> **Required work**
Every line below that holds the string "jump" should be copied out.

> **Raw records**
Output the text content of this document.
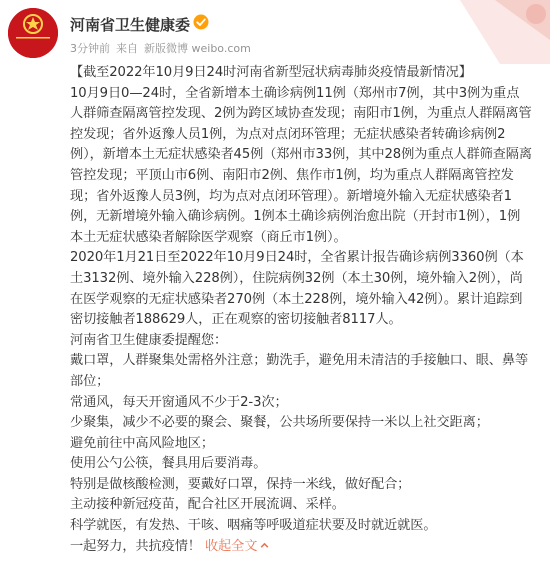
河南省卫生健康委
3分钟前 来自 新版微博 weibo.com

【截至2022年10月9日24时河南省新型冠状病毒肺炎疫情最新情况】

10月9日0—24时，全省新增本土确诊病例11例（郑州市7例，其中3例为重点人群筛查隔离管控发现、2例为跨区域协查发现；南阳市1例，为重点人群隔离管控发现；省外返豫人员1例，为点对点闭环管理；无症状感染者转确诊病例2例），新增本土无症状感染者45例（郑州市33例，其中28例为重点人群筛查隔离管控发现；平顶山市6例、南阳市2例、焦作市1例，均为重点人群隔离管控发现；省外返豫人员3例，均为点对点闭环管理）。新增境外输入无症状感染者1例，无新增境外输入确诊病例。1例本土确诊病例治愈出院（开封市1例），1例本土无症状感染者解除医学观察（商丘市1例）。

2020年1月21日至2022年10月9日24时，全省累计报告确诊病例3360例（本土3132例、境外输入228例），住院病例32例（本土30例，境外输入2例），尚在医学观察的无症状感染者270例（本土228例，境外输入42例）。累计追踪到密切接触者188629人，正在观察的密切接触者8117人。

河南省卫生健康委提醒您：

戴口罩，人群聚集处需格外注意；勤洗手，避免用未清洁的手接触口、眼、鼻等部位；

常通风，每天开窗通风不少于2-3次；

少聚集，减少不必要的聚会、聚餐，公共场所要保持一米以上社交距离；

避免前往中高风险地区；

使用公勺公筷，餐具用后要消毒。

特别是做核酸检测，要戴好口罩，保持一米线，做好配合；

主动接种新冠疫苗，配合社区开展流调、采样。

科学就医，有发热、干咳、咽痛等呼吸道症状要及时就近就医。

一起努力，共抗疫情！ 收起全文
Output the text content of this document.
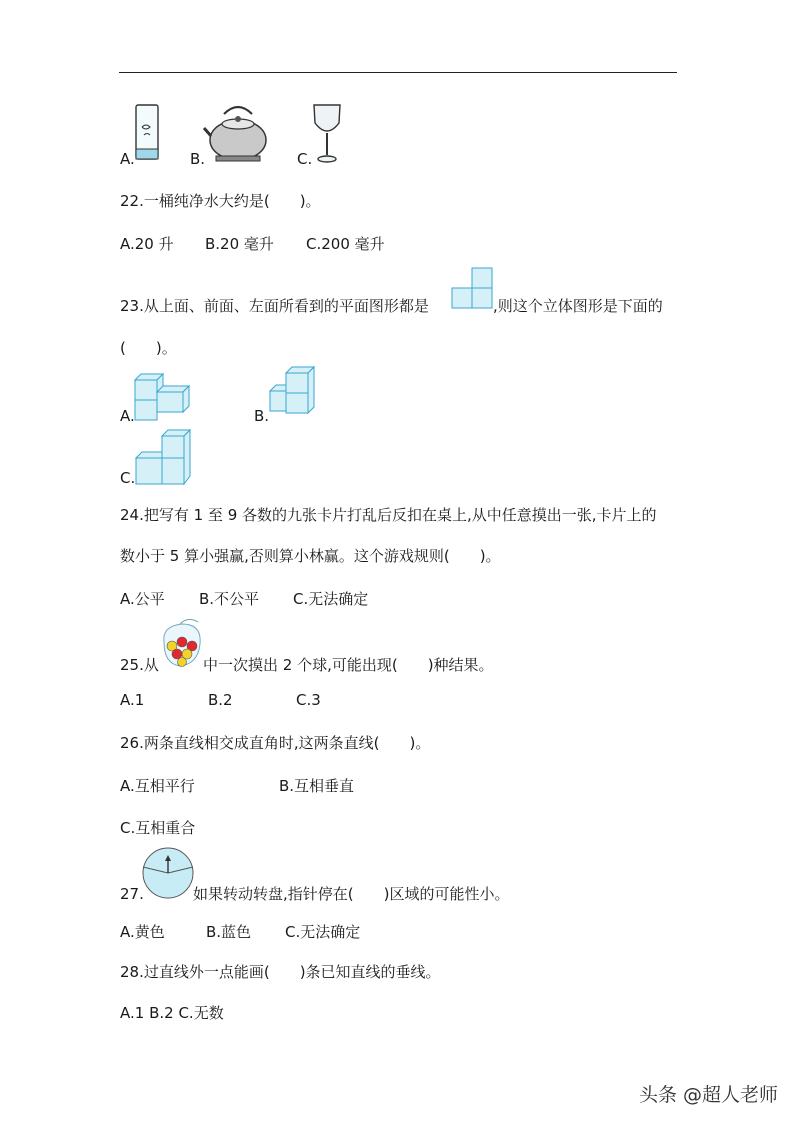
A.	B.	C.
22.一桶纯净水大约是(　　)。
A.20 升 B.20 毫升 C.200 毫升
23.从上面、前面、左面所看到的平面图形都是	,则这个立体图形是下面的
(　　)。
A.	B.
C.
24.把写有 1 至 9 各数的九张卡片打乱后反扣在桌上,从中任意摸出一张,卡片上的
数小于 5 算小强赢,否则算小林赢。这个游戏规则(　　)。
A.公平 B.不公平 C.无法确定
25.从	中一次摸出 2 个球,可能出现(　　)种结果。
A.1	B.2	C.3
26.两条直线相交成直角时,这两条直线(　　)。
A.互相平行	B.互相垂直
C.互相重合
27.	如果转动转盘,指针停在(　　)区域的可能性小。
A.黄色	B.蓝色 C.无法确定
28.过直线外一点能画(　　)条已知直线的垂线。
A.1 B.2 C.无数
头条 @超人老师
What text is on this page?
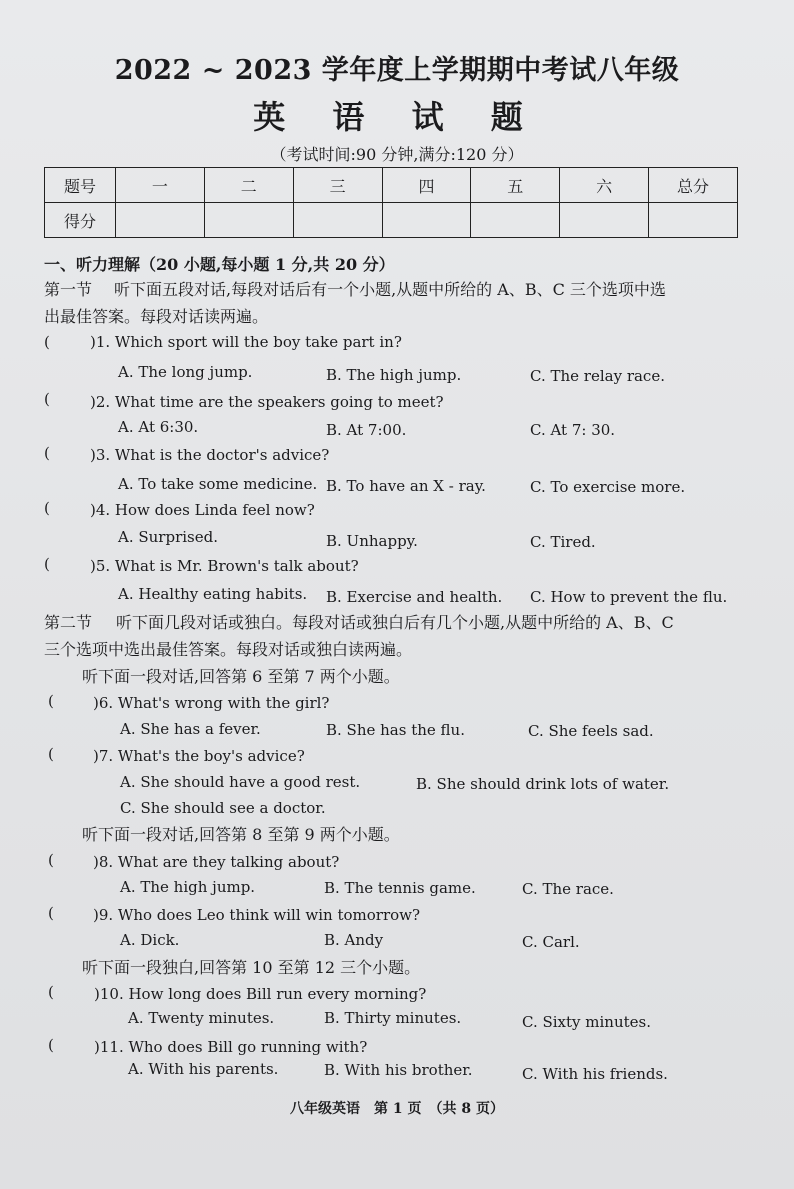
2022 ~ 2023 学年度上学期期中考试八年级
英 语 试 题
（考试时间:90 分钟,满分:120 分）
题号	一	二	三	四	五	六	总分
得分							
一、听力理解（20 小题,每小题 1 分,共 20 分）
第一节 听下面五段对话,每段对话后有一个小题,从题中所给的 A、B、C 三个选项中选
出最佳答案。每段对话读两遍。
(	)1. Which sport will the boy take part in?
A. The long jump.	B. The high jump.	C. The relay race.
(	)2. What time are the speakers going to meet?
A. At 6:30.	B. At 7:00.	C. At 7: 30.
(	)3. What is the doctor's advice?
A. To take some medicine. B. To have an X - ray.	C. To exercise more.
(	)4. How does Linda feel now?
A. Surprised.	B. Unhappy.	C. Tired.
(	)5. What is Mr. Brown's talk about?
A. Healthy eating habits. B. Exercise and health. C. How to prevent the flu.
第二节 听下面几段对话或独白。每段对话或独白后有几个小题,从题中所给的 A、B、C
三个选项中选出最佳答案。每段对话或独白读两遍。
听下面一段对话,回答第 6 至第 7 两个小题。
(	)6. What's wrong with the girl?
A. She has a fever.	B. She has the flu.	C. She feels sad.
(	)7. What's the boy's advice?
A. She should have a good rest.	B. She should drink lots of water.
C. She should see a doctor.
听下面一段对话,回答第 8 至第 9 两个小题。
(	)8. What are they talking about?
A. The high jump.	B. The tennis game.	C. The race.
(	)9. Who does Leo think will win tomorrow?
A. Dick.	B. Andy	C. Carl.
听下面一段独白,回答第 10 至第 12 三个小题。
(	)10. How long does Bill run every morning?
A. Twenty minutes.	B. Thirty minutes.	C. Sixty minutes.
(	)11. Who does Bill go running with?
A. With his parents.	B. With his brother.	C. With his friends.
八年级英语　第 1 页　（共 8 页）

> **The reply**
A. The long jump.	B. The high jump.	C. The relay race.
A. The high jump.	B. The tennis game.	C. The race.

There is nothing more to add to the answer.